*** GIVEN DATA
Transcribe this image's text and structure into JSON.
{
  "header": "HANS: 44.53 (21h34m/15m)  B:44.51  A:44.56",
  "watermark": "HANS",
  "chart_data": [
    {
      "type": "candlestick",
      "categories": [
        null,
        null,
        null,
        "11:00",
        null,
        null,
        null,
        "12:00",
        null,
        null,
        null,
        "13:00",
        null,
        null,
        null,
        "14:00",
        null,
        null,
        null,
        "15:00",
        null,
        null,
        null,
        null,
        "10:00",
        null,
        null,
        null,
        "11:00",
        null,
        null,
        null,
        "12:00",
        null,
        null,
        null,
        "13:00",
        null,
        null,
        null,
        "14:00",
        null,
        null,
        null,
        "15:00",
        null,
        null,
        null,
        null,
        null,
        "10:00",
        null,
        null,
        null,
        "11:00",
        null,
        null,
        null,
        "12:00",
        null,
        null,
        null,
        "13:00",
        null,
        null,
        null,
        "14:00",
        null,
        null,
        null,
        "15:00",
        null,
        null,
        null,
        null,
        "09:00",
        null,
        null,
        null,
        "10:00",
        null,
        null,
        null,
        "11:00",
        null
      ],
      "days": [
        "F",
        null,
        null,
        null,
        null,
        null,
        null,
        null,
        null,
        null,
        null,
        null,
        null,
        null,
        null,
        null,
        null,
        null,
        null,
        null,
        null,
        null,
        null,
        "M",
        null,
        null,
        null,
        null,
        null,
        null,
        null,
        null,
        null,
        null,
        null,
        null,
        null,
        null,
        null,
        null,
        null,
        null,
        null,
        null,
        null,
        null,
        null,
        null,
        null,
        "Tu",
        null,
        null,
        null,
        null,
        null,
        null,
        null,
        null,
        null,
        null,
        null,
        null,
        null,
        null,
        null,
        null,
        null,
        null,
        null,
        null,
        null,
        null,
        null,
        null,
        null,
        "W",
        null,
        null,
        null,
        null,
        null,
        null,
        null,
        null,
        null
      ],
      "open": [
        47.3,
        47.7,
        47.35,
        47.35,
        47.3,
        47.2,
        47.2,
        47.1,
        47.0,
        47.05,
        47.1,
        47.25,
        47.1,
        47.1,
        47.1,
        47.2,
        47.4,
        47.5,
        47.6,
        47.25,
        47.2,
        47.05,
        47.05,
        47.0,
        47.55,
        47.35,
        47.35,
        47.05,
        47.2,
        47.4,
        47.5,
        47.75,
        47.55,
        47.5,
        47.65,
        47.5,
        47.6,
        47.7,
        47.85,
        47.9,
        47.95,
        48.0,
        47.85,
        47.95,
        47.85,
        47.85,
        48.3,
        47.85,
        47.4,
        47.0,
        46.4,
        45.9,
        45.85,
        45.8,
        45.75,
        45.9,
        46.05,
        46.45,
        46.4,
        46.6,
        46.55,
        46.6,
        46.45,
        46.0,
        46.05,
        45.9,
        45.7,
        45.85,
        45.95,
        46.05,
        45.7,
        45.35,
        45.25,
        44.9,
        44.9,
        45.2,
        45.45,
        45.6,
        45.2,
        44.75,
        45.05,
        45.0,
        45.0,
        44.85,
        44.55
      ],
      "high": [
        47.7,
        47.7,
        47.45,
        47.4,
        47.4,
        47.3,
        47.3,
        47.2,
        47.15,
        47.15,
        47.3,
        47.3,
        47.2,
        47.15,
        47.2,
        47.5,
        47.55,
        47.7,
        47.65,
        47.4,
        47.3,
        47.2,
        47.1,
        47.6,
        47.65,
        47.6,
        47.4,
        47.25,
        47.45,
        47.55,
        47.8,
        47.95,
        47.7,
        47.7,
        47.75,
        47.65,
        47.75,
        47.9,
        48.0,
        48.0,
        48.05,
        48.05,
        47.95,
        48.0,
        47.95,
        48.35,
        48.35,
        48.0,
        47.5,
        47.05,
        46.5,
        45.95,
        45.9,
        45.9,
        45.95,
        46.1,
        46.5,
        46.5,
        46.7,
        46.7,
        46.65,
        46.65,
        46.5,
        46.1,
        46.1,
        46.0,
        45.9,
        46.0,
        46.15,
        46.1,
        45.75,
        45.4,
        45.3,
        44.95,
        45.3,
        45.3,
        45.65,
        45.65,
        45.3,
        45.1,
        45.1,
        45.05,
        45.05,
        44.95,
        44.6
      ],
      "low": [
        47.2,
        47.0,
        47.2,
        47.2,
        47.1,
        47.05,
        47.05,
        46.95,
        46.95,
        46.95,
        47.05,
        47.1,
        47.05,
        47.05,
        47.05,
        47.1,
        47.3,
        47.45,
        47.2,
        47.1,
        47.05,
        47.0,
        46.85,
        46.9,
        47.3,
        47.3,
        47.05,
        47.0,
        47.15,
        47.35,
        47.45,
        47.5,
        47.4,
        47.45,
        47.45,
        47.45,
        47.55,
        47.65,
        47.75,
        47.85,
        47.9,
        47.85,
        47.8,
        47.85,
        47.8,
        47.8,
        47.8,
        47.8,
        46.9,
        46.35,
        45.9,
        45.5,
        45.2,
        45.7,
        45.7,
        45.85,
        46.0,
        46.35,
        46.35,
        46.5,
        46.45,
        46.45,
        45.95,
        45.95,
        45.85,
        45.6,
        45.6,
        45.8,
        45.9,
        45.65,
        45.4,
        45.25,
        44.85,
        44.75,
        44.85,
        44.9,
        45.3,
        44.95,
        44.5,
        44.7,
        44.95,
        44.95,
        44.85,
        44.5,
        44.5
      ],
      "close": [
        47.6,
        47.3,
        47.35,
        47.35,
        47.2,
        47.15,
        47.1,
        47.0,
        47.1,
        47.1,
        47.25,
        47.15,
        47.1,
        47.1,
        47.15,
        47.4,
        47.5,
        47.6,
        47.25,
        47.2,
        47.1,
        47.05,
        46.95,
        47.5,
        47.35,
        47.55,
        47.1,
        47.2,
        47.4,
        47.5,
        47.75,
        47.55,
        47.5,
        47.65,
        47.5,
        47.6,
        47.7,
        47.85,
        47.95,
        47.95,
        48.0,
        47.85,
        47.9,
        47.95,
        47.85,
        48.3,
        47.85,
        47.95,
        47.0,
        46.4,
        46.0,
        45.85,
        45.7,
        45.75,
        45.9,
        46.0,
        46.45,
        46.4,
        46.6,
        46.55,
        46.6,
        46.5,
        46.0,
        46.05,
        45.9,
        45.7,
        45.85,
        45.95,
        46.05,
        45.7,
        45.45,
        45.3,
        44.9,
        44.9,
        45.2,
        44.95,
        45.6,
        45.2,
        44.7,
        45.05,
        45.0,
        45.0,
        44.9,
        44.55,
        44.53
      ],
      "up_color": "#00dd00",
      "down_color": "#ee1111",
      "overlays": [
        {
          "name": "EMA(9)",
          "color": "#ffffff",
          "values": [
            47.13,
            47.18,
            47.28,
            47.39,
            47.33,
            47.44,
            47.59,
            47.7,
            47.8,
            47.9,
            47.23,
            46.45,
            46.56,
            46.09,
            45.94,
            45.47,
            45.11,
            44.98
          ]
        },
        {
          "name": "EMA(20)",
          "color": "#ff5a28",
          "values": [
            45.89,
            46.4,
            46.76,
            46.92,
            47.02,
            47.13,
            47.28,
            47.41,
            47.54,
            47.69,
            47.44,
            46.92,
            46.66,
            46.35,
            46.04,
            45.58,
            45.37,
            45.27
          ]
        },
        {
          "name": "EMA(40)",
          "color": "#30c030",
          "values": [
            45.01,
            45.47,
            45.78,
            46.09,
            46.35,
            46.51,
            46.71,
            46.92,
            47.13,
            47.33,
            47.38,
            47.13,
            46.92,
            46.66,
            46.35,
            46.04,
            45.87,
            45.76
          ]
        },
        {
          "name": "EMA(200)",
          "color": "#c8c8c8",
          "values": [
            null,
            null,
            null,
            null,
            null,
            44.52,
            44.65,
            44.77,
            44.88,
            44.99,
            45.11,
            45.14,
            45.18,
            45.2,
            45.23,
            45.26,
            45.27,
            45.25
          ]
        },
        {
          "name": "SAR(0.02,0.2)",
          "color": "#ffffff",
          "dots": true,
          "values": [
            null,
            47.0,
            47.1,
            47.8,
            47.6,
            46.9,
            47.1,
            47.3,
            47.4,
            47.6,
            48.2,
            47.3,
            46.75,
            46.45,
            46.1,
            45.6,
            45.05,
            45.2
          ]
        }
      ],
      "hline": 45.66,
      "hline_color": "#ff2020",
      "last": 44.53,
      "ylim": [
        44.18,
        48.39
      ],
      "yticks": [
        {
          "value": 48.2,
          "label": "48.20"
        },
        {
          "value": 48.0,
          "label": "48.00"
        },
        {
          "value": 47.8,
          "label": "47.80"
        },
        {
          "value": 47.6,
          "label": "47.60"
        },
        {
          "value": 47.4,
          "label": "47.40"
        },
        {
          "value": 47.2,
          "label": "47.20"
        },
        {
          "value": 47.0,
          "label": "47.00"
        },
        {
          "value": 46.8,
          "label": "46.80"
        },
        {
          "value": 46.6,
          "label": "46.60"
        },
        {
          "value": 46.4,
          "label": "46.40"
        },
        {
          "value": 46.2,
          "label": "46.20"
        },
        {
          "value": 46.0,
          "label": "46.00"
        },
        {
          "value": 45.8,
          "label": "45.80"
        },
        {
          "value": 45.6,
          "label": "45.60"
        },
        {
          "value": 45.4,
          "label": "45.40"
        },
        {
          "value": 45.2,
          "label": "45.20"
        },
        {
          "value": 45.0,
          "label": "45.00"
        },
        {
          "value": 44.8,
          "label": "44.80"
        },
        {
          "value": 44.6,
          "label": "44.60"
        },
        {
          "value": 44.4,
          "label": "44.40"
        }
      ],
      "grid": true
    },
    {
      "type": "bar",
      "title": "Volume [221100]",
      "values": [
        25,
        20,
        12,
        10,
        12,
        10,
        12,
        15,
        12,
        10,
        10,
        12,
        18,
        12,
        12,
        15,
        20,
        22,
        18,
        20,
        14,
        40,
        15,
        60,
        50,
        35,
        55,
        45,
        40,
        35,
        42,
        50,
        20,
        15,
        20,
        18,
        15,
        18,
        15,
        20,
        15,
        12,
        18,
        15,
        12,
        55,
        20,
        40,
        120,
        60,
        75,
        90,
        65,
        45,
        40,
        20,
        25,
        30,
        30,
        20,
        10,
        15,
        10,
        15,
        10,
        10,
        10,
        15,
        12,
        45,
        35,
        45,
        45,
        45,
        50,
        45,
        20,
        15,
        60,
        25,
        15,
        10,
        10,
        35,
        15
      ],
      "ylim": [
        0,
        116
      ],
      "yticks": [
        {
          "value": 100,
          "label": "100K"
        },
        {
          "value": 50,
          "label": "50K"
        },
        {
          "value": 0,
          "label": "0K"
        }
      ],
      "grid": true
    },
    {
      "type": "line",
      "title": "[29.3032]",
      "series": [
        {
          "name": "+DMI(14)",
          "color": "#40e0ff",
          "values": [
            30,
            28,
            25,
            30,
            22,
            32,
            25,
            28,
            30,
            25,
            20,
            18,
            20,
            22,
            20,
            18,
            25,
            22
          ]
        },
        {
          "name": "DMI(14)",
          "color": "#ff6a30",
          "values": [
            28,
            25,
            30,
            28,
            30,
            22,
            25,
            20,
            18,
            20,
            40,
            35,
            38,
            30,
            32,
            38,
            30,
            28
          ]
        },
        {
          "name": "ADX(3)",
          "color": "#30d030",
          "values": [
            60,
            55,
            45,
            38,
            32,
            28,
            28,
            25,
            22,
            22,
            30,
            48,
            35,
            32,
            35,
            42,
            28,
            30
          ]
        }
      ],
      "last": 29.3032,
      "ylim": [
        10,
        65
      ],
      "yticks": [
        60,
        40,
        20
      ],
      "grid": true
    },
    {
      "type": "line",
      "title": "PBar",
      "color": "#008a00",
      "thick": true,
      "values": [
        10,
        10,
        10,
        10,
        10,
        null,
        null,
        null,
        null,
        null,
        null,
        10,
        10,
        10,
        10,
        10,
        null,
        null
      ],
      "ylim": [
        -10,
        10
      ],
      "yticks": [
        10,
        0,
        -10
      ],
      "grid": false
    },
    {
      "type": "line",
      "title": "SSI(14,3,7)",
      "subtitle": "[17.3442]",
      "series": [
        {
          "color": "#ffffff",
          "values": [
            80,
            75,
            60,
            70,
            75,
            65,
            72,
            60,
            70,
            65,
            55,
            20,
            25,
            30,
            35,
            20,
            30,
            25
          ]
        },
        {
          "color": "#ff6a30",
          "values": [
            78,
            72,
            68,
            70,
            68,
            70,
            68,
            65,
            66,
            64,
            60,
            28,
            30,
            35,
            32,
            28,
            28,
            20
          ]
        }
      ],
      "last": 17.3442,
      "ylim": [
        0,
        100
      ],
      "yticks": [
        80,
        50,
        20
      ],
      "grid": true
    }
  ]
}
******
• TASK DETAILS
Each line in the material either holds the string "HANS" or does not. State how many do, and nothing else.

• EXERCISE SOLUTION
2